Figure content listings
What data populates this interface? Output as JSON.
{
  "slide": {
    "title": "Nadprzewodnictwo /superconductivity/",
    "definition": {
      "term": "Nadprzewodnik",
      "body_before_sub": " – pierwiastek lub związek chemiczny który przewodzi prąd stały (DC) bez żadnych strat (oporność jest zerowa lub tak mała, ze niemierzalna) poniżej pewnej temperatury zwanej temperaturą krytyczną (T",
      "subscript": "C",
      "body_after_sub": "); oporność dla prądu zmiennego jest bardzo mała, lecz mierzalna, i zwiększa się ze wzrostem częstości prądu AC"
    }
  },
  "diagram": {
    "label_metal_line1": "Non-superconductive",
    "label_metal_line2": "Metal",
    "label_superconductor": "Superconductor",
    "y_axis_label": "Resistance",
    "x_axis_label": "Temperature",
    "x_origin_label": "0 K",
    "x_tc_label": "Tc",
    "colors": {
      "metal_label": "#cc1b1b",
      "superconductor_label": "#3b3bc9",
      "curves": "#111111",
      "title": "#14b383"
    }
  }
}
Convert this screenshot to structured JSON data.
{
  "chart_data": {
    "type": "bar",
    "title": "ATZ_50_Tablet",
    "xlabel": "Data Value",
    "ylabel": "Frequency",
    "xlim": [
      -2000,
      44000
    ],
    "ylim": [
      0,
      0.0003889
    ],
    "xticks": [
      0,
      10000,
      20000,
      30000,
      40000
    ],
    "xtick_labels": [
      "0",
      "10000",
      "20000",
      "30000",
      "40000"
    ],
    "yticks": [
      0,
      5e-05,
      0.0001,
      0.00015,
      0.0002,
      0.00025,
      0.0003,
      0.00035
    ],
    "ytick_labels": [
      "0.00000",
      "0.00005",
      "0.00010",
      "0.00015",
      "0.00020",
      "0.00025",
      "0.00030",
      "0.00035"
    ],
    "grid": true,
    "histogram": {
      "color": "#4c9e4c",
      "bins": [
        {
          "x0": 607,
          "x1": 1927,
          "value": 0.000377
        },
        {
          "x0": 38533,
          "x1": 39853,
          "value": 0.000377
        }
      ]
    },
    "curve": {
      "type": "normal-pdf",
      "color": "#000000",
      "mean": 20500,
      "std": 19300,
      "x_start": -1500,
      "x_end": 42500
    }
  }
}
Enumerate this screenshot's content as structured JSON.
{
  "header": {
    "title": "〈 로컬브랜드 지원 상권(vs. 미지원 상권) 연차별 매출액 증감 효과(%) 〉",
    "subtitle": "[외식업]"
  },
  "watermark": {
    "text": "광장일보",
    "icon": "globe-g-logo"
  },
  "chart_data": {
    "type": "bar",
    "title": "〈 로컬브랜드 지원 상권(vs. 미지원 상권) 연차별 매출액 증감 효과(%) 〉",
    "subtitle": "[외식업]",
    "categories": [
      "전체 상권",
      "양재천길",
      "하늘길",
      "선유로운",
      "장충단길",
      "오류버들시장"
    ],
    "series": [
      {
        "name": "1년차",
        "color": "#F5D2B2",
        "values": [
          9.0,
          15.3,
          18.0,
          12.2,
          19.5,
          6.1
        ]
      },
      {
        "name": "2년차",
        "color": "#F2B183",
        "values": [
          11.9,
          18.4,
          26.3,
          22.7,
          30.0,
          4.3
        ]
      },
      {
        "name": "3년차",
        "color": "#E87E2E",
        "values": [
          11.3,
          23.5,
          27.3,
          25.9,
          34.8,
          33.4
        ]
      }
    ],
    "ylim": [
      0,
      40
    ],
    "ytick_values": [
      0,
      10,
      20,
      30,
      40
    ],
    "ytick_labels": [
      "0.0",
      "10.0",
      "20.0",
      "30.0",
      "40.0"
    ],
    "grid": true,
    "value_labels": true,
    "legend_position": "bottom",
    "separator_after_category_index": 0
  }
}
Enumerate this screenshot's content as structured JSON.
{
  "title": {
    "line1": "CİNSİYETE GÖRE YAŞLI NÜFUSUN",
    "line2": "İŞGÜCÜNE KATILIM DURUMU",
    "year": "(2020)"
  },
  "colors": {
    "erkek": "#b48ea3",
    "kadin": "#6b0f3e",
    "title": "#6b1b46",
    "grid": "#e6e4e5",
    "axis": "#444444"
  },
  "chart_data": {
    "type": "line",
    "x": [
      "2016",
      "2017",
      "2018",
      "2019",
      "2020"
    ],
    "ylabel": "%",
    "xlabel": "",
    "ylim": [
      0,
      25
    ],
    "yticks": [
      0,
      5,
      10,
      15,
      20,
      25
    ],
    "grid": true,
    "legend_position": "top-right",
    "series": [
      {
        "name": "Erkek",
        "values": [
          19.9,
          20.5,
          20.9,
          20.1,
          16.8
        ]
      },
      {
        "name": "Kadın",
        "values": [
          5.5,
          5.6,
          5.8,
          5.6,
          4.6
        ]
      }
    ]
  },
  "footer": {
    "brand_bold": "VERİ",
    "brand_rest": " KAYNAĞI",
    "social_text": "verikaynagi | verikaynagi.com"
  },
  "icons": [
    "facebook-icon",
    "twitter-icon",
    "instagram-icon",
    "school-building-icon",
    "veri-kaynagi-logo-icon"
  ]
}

Requirement: Your task is to print the whole listing again exactly.

The reply:
What data populates this interface? Output as JSON.
{
  "slide": {
    "title": "Nadprzewodnictwo /superconductivity/",
    "definition": {
      "term": "Nadprzewodnik",
      "body_before_sub": " – pierwiastek lub związek chemiczny który przewodzi prąd stały (DC) bez żadnych strat (oporność jest zerowa lub tak mała, ze niemierzalna) poniżej pewnej temperatury zwanej temperaturą krytyczną (T",
      "subscript": "C",
      "body_after_sub": "); oporność dla prądu zmiennego jest bardzo mała, lecz mierzalna, i zwiększa się ze wzrostem częstości prądu AC"
    }
  },
  "diagram": {
    "label_metal_line1": "Non-superconductive",
    "label_metal_line2": "Metal",
    "label_superconductor": "Superconductor",
    "y_axis_label": "Resistance",
    "x_axis_label": "Temperature",
    "x_origin_label": "0 K",
    "x_tc_label": "Tc",
    "colors": {
      "metal_label": "#cc1b1b",
      "superconductor_label": "#3b3bc9",
      "curves": "#111111",
      "title": "#14b383"
    }
  }
}
Convert this screenshot to structured JSON data.
{
  "chart_data": {
    "type": "bar",
    "title": "ATZ_50_Tablet",
    "xlabel": "Data Value",
    "ylabel": "Frequency",
    "xlim": [
      -2000,
      44000
    ],
    "ylim": [
      0,
      0.0003889
    ],
    "xticks": [
      0,
      10000,
      20000,
      30000,
      40000
    ],
    "xtick_labels": [
      "0",
      "10000",
      "20000",
      "30000",
      "40000"
    ],
    "yticks": [
      0,
      5e-05,
      0.0001,
      0.00015,
      0.0002,
      0.00025,
      0.0003,
      0.00035
    ],
    "ytick_labels": [
      "0.00000",
      "0.00005",
      "0.00010",
      "0.00015",
      "0.00020",
      "0.00025",
      "0.00030",
      "0.00035"
    ],
    "grid": true,
    "histogram": {
      "color": "#4c9e4c",
      "bins": [
        {
          "x0": 607,
          "x1": 1927,
          "value": 0.000377
        },
        {
          "x0": 38533,
          "x1": 39853,
          "value": 0.000377
        }
      ]
    },
    "curve": {
      "type": "normal-pdf",
      "color": "#000000",
      "mean": 20500,
      "std": 19300,
      "x_start": -1500,
      "x_end": 42500
    }
  }
}
Enumerate this screenshot's content as structured JSON.
{
  "header": {
    "title": "〈 로컬브랜드 지원 상권(vs. 미지원 상권) 연차별 매출액 증감 효과(%) 〉",
    "subtitle": "[외식업]"
  },
  "watermark": {
    "text": "광장일보",
    "icon": "globe-g-logo"
  },
  "chart_data": {
    "type": "bar",
    "title": "〈 로컬브랜드 지원 상권(vs. 미지원 상권) 연차별 매출액 증감 효과(%) 〉",
    "subtitle": "[외식업]",
    "categories": [
      "전체 상권",
      "양재천길",
      "하늘길",
      "선유로운",
      "장충단길",
      "오류버들시장"
    ],
    "series": [
      {
        "name": "1년차",
        "color": "#F5D2B2",
        "values": [
          9.0,
          15.3,
          18.0,
          12.2,
          19.5,
          6.1
        ]
      },
      {
        "name": "2년차",
        "color": "#F2B183",
        "values": [
          11.9,
          18.4,
          26.3,
          22.7,
          30.0,
          4.3
        ]
      },
      {
        "name": "3년차",
        "color": "#E87E2E",
        "values": [
          11.3,
          23.5,
          27.3,
          25.9,
          34.8,
          33.4
        ]
      }
    ],
    "ylim": [
      0,
      40
    ],
    "ytick_values": [
      0,
      10,
      20,
      30,
      40
    ],
    "ytick_labels": [
      "0.0",
      "10.0",
      "20.0",
      "30.0",
      "40.0"
    ],
    "grid": true,
    "value_labels": true,
    "legend_position": "bottom",
    "separator_after_category_index": 0
  }
}
Enumerate this screenshot's content as structured JSON.
{
  "title": {
    "line1": "CİNSİYETE GÖRE YAŞLI NÜFUSUN",
    "line2": "İŞGÜCÜNE KATILIM DURUMU",
    "year": "(2020)"
  },
  "colors": {
    "erkek": "#b48ea3",
    "kadin": "#6b0f3e",
    "title": "#6b1b46",
    "grid": "#e6e4e5",
    "axis": "#444444"
  },
  "chart_data": {
    "type": "line",
    "x": [
      "2016",
      "2017",
      "2018",
      "2019",
      "2020"
    ],
    "ylabel": "%",
    "xlabel": "",
    "ylim": [
      0,
      25
    ],
    "yticks": [
      0,
      5,
      10,
      15,
      20,
      25
    ],
    "grid": true,
    "legend_position": "top-right",
    "series": [
      {
        "name": "Erkek",
        "values": [
          19.9,
          20.5,
          20.9,
          20.1,
          16.8
        ]
      },
      {
        "name": "Kadın",
        "values": [
          5.5,
          5.6,
          5.8,
          5.6,
          4.6
        ]
      }
    ]
  },
  "footer": {
    "brand_bold": "VERİ",
    "brand_rest": " KAYNAĞI",
    "social_text": "verikaynagi | verikaynagi.com"
  },
  "icons": [
    "facebook-icon",
    "twitter-icon",
    "instagram-icon",
    "school-building-icon",
    "veri-kaynagi-logo-icon"
  ]
}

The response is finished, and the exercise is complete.